WORK TO COMPLETE:
Using the entries below, show all lines with the string "Genes".

##### MATERIAL SHOWN #####

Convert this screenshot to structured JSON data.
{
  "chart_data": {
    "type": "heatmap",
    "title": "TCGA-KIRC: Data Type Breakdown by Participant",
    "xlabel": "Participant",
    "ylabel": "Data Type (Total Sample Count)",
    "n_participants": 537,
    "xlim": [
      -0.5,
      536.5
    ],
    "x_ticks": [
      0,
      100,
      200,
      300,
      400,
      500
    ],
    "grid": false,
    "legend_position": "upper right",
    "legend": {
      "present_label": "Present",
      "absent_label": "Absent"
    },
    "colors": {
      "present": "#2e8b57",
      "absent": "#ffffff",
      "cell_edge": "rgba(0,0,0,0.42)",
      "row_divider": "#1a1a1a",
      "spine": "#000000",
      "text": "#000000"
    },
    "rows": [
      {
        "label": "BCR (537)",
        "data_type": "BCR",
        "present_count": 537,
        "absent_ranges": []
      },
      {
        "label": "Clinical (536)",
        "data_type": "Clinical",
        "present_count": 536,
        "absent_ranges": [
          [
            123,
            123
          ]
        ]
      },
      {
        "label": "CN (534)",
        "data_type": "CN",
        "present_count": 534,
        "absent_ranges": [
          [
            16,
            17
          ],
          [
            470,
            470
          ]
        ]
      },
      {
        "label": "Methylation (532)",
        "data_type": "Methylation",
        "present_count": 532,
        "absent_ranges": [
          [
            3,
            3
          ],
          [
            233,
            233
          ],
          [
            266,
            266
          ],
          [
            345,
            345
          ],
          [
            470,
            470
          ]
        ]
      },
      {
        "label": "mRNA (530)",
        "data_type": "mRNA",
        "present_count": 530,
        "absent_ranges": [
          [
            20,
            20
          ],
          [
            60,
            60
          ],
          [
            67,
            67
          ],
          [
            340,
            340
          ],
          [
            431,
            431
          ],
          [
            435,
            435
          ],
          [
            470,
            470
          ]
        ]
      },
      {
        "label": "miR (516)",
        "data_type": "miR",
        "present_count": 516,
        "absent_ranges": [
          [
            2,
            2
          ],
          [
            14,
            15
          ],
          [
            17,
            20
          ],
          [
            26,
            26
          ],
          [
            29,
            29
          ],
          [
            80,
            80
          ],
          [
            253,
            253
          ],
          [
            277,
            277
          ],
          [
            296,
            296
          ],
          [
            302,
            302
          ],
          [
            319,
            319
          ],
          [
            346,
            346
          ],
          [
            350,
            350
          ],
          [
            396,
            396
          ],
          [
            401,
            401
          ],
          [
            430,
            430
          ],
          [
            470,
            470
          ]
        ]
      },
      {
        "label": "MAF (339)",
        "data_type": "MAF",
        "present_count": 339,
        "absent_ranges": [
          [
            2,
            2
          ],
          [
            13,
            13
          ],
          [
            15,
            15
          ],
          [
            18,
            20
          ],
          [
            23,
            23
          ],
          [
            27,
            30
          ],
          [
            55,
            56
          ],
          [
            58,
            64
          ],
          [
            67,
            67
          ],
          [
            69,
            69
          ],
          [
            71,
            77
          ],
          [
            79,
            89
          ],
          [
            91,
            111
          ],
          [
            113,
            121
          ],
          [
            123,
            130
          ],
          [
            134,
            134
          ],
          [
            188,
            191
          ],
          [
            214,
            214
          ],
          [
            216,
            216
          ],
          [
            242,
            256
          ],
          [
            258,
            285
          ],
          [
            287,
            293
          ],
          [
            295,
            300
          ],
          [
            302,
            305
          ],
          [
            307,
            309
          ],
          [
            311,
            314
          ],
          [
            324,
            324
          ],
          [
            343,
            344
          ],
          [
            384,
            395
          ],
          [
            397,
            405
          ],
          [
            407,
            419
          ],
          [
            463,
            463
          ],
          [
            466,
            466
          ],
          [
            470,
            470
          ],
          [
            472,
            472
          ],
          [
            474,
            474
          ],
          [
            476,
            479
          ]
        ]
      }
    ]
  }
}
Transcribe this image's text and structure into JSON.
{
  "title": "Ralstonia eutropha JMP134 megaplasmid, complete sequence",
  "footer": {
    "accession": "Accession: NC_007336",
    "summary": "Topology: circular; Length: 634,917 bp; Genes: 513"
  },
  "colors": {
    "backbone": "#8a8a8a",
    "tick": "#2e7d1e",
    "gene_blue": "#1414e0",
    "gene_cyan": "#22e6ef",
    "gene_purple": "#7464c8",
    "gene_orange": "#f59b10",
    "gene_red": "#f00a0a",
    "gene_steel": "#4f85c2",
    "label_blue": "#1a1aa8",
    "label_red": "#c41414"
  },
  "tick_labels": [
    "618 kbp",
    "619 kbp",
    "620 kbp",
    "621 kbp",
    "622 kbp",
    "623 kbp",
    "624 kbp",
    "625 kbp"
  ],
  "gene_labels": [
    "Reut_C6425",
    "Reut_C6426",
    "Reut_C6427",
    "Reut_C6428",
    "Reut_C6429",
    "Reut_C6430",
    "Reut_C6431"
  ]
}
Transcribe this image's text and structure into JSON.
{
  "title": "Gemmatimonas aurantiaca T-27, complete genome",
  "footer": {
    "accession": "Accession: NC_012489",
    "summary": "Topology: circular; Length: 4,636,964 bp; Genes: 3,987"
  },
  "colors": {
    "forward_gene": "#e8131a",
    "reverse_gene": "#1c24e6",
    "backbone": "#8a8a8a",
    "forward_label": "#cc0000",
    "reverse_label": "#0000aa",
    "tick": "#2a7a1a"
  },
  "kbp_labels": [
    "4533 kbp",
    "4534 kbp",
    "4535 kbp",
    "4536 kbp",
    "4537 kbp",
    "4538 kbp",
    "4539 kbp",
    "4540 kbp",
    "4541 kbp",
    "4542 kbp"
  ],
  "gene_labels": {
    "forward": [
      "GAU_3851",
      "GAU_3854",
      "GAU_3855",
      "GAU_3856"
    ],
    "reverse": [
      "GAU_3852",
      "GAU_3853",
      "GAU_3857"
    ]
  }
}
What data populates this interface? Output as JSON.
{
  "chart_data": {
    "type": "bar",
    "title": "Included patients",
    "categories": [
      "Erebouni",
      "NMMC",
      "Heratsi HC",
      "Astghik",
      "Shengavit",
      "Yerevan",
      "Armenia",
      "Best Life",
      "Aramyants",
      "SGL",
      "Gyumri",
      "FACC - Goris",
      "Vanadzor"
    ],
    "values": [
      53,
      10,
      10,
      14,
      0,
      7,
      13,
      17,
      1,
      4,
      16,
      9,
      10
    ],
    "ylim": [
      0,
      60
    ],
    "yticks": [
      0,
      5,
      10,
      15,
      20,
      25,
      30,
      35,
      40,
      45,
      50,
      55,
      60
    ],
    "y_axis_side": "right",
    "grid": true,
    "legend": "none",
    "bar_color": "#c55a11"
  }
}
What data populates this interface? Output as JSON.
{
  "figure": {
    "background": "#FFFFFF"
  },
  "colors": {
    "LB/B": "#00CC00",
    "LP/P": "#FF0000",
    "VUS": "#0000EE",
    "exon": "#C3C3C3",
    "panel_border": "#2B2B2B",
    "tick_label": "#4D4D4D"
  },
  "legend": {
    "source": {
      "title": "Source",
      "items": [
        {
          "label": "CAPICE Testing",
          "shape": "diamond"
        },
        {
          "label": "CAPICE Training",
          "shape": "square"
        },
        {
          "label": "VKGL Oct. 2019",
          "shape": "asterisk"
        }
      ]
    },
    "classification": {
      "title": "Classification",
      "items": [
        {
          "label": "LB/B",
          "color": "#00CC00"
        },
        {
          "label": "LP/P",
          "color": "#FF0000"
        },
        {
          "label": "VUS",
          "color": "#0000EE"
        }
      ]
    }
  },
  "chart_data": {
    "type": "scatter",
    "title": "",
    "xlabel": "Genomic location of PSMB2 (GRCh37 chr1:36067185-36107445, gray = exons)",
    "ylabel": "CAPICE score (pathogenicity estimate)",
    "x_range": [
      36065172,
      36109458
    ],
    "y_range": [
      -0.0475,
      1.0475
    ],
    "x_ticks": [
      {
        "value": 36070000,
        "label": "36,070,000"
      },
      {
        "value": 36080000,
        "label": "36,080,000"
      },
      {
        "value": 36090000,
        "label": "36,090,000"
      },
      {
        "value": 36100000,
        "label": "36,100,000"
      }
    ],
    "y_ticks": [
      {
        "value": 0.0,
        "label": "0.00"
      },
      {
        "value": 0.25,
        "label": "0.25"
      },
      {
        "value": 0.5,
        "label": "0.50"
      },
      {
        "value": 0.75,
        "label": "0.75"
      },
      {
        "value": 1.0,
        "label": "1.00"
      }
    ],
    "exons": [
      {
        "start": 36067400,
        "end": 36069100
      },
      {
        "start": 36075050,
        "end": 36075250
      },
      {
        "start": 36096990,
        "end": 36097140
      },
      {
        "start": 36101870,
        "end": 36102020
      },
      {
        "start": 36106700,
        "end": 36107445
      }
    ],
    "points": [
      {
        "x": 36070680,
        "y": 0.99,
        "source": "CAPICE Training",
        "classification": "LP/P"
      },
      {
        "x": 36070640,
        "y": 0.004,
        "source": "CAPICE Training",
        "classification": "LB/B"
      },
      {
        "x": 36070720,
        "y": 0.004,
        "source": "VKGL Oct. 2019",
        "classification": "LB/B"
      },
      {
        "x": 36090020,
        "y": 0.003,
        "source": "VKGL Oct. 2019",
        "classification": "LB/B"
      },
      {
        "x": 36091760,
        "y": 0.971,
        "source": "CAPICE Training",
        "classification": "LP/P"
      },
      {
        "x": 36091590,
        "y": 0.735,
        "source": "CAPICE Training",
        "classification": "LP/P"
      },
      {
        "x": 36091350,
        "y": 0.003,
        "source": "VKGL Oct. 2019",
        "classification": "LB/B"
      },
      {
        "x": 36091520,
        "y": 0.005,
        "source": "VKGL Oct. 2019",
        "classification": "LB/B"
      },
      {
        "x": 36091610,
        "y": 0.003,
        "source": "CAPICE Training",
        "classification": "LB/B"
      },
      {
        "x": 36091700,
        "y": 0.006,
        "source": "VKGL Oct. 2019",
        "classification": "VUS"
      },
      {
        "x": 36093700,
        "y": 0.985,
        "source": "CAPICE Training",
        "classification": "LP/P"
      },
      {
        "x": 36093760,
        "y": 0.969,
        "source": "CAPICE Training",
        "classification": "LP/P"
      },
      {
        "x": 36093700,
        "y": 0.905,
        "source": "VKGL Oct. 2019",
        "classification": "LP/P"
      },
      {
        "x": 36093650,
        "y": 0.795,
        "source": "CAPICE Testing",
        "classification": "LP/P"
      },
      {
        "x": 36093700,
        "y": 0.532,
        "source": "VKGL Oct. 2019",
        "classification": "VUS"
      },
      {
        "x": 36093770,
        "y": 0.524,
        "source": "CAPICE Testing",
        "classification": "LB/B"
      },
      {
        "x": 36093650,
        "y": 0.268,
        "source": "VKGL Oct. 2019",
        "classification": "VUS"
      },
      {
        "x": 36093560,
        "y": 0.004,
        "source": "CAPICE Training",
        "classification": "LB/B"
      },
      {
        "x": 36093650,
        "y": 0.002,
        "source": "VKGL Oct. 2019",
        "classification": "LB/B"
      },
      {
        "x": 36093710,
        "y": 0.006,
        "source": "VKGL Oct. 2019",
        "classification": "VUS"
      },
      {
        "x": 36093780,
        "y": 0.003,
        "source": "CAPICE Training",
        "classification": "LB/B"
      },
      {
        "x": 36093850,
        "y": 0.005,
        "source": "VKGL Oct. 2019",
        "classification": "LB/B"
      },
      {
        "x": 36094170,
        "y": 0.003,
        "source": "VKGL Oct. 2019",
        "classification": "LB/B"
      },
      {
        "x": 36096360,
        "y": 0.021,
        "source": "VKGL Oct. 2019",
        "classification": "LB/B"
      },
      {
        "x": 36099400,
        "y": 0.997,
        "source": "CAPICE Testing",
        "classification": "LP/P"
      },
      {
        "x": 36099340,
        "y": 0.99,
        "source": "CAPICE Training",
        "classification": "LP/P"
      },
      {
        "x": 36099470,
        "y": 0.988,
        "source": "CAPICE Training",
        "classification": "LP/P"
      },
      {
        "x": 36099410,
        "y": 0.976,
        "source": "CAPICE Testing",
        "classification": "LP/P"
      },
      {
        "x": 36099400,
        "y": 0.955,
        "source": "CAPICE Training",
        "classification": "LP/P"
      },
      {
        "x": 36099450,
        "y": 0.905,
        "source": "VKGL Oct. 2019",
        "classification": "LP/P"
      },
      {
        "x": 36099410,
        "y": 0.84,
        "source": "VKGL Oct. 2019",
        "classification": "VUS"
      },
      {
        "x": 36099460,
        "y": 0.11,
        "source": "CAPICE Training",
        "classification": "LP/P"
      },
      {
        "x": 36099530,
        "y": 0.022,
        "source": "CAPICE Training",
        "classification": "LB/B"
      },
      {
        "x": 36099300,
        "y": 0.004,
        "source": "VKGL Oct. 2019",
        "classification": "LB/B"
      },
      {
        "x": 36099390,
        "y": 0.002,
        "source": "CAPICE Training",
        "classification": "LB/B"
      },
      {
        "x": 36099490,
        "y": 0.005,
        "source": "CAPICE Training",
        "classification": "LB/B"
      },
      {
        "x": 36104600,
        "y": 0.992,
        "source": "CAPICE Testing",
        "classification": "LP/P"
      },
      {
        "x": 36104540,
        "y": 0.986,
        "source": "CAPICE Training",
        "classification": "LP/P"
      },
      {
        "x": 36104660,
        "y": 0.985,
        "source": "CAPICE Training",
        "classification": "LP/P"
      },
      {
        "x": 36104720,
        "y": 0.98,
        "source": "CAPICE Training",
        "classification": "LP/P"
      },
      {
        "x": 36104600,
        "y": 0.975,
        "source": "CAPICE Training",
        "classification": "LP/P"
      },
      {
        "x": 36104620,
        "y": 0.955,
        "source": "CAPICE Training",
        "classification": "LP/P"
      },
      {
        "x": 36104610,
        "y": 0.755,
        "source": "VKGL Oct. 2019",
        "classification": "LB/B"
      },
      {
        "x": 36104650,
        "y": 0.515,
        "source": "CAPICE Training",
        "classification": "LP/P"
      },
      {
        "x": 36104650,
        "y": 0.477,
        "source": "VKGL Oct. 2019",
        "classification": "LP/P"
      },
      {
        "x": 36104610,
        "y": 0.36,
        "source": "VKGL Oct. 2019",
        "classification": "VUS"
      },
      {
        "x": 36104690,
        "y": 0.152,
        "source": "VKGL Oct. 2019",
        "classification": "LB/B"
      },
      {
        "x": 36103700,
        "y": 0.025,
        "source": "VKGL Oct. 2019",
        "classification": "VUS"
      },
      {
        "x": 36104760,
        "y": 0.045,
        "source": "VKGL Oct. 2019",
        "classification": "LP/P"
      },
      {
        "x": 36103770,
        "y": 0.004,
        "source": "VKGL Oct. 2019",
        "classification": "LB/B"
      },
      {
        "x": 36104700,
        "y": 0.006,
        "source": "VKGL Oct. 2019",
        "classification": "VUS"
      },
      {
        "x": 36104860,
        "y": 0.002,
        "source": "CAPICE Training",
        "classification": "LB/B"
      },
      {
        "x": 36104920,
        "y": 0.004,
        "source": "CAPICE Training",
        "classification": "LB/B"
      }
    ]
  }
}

#####

FINISHED EXERCISE:
    "summary": "Topology: circular; Length: 634,917 bp; Genes: 513"
    "summary": "Topology: circular; Length: 4,636,964 bp; Genes: 3,987"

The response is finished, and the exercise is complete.